→ To be done:
Retype the listing below line for line, but only from the line with "Transcribe this image's" down to the line with "Output a JSON", inclusive. Pictures stay out.

[start]

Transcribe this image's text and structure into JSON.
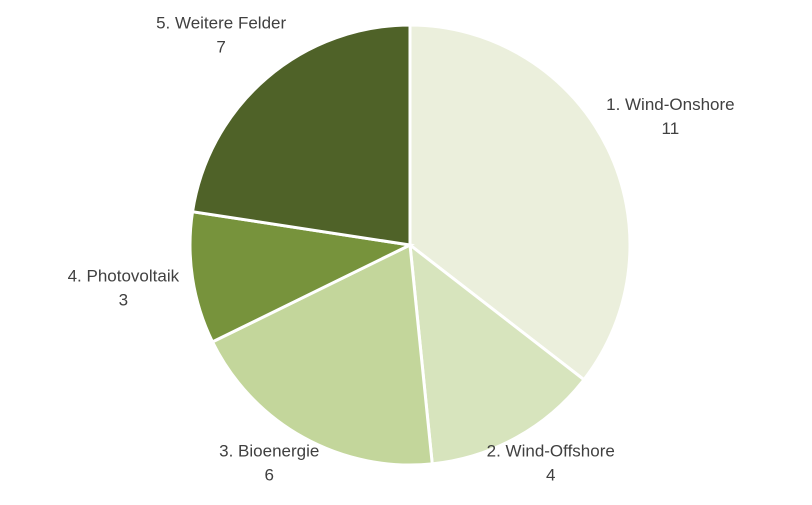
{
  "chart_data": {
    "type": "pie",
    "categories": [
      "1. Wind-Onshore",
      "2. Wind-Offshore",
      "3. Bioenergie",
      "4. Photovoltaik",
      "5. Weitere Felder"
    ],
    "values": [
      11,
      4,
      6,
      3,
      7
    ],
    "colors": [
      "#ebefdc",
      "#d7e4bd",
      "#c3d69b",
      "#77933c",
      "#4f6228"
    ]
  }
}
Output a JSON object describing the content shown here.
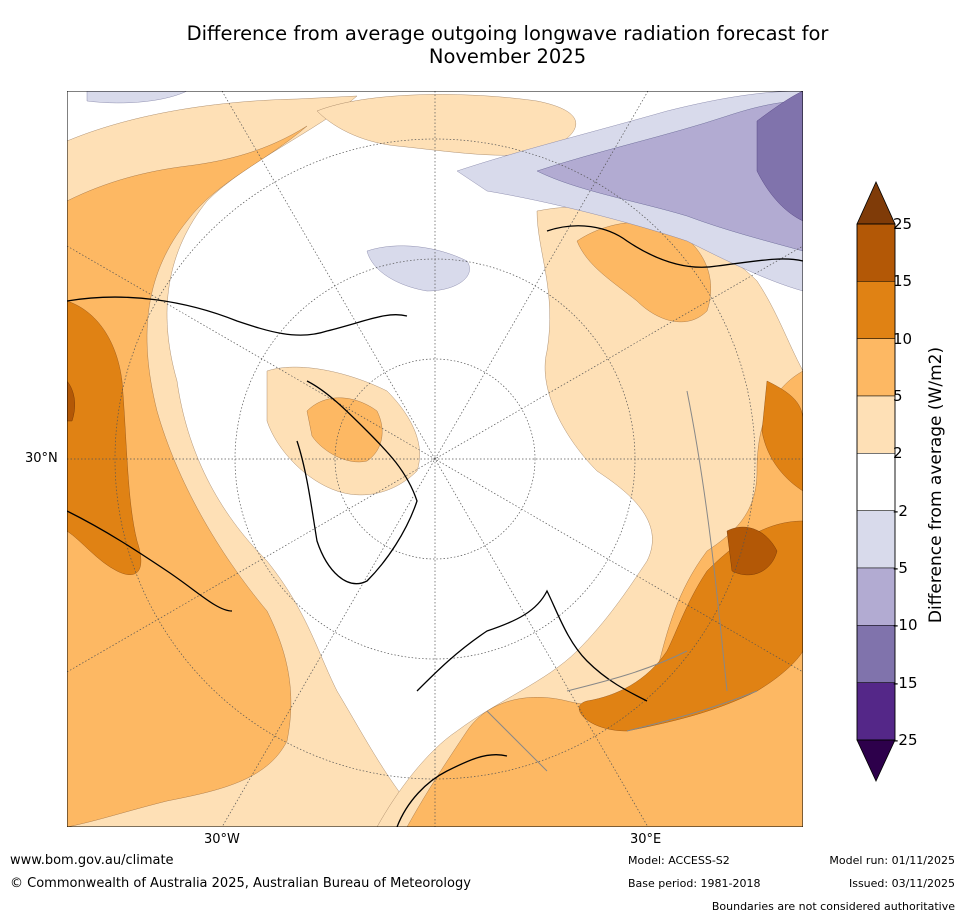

[end]
[start]

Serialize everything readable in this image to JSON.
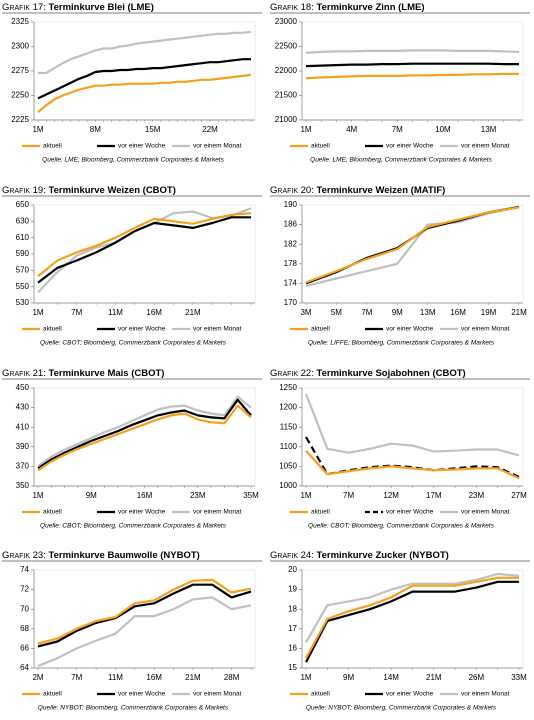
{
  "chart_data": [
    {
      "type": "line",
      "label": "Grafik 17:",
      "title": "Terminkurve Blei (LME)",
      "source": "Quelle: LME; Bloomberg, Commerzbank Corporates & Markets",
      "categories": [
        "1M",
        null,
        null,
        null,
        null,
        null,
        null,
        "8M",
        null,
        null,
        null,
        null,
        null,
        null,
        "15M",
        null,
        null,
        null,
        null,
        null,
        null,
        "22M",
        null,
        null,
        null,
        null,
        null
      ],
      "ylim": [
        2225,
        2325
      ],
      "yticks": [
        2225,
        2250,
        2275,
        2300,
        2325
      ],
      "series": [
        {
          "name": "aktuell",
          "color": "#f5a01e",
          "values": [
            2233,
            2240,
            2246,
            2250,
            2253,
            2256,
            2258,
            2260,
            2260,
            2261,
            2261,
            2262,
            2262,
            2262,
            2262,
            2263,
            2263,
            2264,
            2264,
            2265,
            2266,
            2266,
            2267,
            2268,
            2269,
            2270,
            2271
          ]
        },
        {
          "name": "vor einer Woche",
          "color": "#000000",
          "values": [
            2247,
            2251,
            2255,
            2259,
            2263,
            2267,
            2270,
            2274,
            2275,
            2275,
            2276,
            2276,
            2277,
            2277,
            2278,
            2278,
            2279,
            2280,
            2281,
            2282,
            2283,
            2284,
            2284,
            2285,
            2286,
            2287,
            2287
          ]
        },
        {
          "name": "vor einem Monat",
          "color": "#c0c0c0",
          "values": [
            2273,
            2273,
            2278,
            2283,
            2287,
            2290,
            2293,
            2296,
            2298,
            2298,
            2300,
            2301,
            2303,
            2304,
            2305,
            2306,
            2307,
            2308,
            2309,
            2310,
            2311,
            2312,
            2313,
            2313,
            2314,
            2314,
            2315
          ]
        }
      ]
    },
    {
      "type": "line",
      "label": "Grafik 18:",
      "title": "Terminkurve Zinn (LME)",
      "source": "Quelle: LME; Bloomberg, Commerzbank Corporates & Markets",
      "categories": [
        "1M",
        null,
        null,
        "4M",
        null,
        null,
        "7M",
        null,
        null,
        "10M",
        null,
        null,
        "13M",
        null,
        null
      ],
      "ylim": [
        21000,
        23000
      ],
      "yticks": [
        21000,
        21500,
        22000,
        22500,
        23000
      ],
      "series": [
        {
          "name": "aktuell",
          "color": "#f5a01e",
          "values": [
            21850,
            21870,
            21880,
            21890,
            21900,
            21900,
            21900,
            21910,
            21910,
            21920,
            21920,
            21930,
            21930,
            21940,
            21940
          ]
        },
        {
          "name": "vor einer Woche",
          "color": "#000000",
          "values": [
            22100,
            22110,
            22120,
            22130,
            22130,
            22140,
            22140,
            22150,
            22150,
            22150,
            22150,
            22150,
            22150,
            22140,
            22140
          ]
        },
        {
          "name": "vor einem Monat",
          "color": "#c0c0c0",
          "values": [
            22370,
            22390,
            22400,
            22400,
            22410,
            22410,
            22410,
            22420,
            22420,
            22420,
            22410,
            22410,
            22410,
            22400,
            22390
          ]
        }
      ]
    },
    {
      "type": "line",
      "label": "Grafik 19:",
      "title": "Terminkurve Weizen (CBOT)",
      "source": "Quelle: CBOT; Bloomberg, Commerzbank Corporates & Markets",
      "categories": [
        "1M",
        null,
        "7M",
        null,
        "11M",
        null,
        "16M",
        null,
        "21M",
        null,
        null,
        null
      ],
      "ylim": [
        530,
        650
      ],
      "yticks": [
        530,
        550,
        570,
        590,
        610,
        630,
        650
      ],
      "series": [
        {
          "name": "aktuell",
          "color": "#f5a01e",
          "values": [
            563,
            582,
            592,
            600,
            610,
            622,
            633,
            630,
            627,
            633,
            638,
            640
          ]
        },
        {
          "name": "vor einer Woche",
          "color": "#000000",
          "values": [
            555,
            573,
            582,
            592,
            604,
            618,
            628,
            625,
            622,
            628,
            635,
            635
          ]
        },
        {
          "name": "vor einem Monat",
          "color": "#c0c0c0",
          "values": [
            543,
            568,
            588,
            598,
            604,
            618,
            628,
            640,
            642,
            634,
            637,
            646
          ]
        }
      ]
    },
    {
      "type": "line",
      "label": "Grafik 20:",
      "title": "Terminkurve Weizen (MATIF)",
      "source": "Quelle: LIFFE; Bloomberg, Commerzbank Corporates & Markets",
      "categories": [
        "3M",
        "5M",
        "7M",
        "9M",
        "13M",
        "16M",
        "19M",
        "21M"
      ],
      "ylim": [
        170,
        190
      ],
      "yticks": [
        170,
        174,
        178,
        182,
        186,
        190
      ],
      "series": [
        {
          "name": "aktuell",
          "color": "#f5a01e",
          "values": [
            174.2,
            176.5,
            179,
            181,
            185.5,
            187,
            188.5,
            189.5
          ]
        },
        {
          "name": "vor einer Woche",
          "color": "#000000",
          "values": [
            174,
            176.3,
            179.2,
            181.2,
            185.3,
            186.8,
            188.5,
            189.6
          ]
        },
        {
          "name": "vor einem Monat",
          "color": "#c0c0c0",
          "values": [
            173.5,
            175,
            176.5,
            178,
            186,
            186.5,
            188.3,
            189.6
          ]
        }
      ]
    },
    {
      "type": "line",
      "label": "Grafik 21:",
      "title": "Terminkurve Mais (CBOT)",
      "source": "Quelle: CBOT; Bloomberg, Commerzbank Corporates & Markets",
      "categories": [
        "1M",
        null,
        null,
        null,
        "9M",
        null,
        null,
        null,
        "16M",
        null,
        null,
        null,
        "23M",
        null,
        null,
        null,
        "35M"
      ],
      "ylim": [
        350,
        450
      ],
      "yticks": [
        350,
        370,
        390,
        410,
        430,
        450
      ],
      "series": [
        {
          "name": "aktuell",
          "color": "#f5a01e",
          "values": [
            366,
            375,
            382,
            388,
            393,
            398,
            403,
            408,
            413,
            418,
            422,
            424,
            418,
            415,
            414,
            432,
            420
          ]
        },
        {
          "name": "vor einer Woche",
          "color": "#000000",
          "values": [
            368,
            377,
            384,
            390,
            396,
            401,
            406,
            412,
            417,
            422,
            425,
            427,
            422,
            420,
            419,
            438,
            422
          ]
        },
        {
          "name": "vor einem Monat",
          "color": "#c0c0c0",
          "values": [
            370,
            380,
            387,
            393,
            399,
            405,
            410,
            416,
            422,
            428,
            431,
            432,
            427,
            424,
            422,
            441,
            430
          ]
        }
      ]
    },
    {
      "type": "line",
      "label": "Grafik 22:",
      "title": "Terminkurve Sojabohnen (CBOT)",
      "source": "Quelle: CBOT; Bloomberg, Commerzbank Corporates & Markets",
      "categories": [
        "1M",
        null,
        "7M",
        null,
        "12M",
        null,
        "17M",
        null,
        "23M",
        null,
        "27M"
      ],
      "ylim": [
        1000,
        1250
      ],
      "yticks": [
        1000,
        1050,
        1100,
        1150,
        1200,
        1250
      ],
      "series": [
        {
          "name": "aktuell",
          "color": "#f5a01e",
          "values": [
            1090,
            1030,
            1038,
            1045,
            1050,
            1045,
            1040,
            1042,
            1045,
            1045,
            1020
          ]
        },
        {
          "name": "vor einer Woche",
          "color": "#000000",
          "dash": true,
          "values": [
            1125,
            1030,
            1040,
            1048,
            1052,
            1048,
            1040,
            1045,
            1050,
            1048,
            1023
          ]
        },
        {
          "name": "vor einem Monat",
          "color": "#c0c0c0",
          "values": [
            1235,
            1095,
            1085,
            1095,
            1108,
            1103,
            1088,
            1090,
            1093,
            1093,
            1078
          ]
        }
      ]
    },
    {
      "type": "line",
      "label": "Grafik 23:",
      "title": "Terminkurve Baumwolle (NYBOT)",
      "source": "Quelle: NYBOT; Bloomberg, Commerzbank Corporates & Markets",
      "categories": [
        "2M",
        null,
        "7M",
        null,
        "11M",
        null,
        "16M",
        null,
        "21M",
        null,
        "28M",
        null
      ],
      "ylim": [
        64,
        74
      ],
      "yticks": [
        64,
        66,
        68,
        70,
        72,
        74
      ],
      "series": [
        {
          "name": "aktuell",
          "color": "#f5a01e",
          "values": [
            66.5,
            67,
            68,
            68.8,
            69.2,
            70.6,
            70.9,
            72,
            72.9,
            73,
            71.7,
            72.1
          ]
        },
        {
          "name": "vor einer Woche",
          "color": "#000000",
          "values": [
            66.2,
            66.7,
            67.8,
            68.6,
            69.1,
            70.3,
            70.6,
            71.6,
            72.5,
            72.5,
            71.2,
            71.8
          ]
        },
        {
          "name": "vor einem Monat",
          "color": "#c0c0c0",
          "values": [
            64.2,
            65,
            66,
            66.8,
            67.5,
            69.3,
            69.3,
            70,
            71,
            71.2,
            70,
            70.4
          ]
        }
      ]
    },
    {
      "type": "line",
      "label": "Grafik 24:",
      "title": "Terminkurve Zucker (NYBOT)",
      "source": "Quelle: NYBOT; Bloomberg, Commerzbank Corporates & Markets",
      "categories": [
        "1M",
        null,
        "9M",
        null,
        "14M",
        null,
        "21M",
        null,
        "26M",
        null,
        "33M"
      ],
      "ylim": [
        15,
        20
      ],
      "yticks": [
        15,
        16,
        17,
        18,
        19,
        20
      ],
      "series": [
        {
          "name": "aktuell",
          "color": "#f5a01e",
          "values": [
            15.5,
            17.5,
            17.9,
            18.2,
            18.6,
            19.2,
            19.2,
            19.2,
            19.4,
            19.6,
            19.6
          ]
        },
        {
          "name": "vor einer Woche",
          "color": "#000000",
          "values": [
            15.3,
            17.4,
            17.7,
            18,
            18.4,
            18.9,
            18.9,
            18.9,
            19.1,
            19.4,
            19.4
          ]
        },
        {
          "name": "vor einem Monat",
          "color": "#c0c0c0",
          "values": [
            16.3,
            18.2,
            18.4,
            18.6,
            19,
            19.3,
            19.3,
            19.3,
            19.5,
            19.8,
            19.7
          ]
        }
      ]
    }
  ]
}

[end]

→ In response:
Transcribe this image's text and structure into JSON.
{
  "chart_data": {
    "type": "pie",
    "categories": [
      "1. Wind-Onshore",
      "2. Wind-Offshore",
      "3. Bioenergie",
      "4. Photovoltaik",
      "5. Weitere Felder"
    ],
    "values": [
      11,
      4,
      6,
      3,
      7
    ],
    "colors": [
      "#ebefdc",
      "#d7e4bd",
      "#c3d69b",
      "#77933c",
      "#4f6228"
    ]
  }
}
Output a JSON object describing the content shown here.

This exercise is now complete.